>>>>
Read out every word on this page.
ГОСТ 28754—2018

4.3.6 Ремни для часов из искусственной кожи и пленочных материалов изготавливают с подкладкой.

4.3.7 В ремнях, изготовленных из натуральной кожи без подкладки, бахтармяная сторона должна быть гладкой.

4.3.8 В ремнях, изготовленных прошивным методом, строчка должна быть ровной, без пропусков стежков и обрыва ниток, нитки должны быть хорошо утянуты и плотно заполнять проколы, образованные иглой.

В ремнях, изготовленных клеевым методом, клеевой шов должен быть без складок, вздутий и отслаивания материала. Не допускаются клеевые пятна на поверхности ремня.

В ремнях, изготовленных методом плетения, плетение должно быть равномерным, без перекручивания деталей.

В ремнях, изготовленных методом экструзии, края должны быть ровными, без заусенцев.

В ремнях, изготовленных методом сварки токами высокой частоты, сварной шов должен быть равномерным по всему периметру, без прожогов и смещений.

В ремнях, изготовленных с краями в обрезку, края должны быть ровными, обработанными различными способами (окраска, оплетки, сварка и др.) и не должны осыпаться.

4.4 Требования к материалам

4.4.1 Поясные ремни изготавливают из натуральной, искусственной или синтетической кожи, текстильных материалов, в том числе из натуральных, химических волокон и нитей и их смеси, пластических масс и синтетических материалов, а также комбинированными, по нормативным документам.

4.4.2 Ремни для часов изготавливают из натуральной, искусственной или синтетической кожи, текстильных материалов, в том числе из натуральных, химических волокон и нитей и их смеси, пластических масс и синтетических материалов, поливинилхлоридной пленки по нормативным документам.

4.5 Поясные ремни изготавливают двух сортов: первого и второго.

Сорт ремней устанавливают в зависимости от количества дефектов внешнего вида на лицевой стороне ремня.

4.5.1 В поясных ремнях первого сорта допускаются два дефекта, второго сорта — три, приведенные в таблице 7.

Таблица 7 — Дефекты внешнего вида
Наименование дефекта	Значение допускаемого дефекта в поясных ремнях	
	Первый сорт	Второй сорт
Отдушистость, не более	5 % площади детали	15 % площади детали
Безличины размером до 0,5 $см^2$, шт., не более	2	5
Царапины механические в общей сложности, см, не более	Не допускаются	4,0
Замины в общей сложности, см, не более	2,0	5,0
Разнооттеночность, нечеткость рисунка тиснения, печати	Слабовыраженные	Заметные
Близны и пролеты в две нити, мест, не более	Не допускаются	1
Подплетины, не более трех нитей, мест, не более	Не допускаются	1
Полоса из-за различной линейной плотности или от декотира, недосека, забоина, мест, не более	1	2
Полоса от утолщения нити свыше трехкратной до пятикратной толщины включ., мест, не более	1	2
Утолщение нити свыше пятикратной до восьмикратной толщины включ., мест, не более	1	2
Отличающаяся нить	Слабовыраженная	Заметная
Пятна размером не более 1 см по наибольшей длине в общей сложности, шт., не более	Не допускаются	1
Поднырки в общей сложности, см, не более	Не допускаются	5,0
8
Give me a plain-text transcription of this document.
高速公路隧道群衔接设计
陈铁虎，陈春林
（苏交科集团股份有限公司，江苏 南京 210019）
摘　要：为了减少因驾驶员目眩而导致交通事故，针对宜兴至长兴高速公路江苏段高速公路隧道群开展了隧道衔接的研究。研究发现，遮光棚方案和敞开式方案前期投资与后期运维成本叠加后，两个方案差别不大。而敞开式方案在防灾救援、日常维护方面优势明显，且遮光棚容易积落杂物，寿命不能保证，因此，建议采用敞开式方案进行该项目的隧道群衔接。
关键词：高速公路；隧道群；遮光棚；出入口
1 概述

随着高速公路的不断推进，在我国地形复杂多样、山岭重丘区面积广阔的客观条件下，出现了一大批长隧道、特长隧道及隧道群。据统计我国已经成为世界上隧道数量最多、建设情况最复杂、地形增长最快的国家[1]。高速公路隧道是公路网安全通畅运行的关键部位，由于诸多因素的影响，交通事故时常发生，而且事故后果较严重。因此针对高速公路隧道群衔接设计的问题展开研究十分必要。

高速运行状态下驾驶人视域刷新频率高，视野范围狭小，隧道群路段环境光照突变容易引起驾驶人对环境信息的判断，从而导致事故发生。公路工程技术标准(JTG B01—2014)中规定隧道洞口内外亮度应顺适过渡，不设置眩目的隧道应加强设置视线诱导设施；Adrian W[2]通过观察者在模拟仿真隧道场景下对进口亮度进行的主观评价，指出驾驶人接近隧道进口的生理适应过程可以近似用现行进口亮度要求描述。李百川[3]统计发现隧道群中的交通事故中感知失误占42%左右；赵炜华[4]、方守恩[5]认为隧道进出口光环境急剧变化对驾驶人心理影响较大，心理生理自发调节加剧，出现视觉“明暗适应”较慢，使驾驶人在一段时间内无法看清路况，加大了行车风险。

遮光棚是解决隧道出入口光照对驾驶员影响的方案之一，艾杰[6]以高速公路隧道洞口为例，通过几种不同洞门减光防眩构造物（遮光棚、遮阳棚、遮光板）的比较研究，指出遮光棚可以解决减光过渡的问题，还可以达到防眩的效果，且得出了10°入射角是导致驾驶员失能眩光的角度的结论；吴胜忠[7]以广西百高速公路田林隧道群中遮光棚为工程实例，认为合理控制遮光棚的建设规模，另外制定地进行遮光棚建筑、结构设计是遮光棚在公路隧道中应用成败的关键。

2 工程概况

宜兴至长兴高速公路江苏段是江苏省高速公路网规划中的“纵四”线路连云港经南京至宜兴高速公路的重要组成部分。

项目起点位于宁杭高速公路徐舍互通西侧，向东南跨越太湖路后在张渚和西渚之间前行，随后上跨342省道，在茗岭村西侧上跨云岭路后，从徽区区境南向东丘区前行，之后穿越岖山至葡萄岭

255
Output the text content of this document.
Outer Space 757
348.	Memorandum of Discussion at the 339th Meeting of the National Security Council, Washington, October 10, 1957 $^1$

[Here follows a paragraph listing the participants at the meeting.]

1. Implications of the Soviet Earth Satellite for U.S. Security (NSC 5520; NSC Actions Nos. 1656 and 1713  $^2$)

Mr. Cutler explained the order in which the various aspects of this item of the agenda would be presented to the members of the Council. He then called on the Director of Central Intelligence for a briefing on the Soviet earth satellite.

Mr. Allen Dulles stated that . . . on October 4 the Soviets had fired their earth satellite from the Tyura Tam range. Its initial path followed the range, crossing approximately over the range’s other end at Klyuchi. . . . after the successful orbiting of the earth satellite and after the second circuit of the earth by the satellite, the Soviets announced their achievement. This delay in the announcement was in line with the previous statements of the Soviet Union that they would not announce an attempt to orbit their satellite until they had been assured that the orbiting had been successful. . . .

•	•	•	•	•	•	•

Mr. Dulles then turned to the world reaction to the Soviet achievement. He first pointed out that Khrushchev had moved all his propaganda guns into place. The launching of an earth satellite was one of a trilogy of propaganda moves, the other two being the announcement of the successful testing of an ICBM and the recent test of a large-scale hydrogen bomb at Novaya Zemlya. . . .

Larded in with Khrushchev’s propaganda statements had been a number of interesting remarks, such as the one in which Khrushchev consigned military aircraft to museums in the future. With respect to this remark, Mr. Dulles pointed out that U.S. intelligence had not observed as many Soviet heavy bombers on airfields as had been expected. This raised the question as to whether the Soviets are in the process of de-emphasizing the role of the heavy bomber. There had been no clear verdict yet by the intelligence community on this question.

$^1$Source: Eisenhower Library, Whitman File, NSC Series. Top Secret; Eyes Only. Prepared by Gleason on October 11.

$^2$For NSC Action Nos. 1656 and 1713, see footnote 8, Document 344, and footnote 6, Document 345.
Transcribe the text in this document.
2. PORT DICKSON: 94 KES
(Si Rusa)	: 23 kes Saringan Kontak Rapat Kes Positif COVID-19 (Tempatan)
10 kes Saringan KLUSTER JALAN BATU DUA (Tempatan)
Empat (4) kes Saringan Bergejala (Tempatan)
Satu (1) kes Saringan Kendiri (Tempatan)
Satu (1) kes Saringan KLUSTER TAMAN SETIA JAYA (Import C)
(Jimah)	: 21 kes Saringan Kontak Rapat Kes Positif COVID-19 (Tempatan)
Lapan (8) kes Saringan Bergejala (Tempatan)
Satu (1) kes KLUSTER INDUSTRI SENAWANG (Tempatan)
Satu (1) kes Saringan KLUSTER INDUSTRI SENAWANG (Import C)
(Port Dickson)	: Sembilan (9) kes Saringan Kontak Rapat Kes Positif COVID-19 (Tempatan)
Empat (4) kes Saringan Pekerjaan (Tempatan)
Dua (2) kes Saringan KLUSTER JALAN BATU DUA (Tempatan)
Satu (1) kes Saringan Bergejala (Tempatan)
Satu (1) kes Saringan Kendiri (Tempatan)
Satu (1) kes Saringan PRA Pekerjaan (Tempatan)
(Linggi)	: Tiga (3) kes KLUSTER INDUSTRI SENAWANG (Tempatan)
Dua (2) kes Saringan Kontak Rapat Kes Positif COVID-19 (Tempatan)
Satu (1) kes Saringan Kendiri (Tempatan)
<<<<
▶ _Set problem_
Check the data for the word "искусственной" and pull out the lines that have it.

▶ _Written response_
4.3.6 Ремни для часов из искусственной кожи и пленочных материалов изготавливают с подкладкой.
4.4.1 Поясные ремни изготавливают из натуральной, искусственной или синтетической кожи, текстильных материалов, в том числе из натуральных, химических волокон и нитей и их смеси, пластических масс и синтетических материалов, а также комбинированными, по нормативным документам.
4.4.2 Ремни для часов изготавливают из натуральной, искусственной или синтетической кожи, текстильных материалов, в том числе из натуральных, химических волокон и нитей и их смеси, пластических масс и синтетических материалов, поливинилхлоридной пленки по нормативным документам.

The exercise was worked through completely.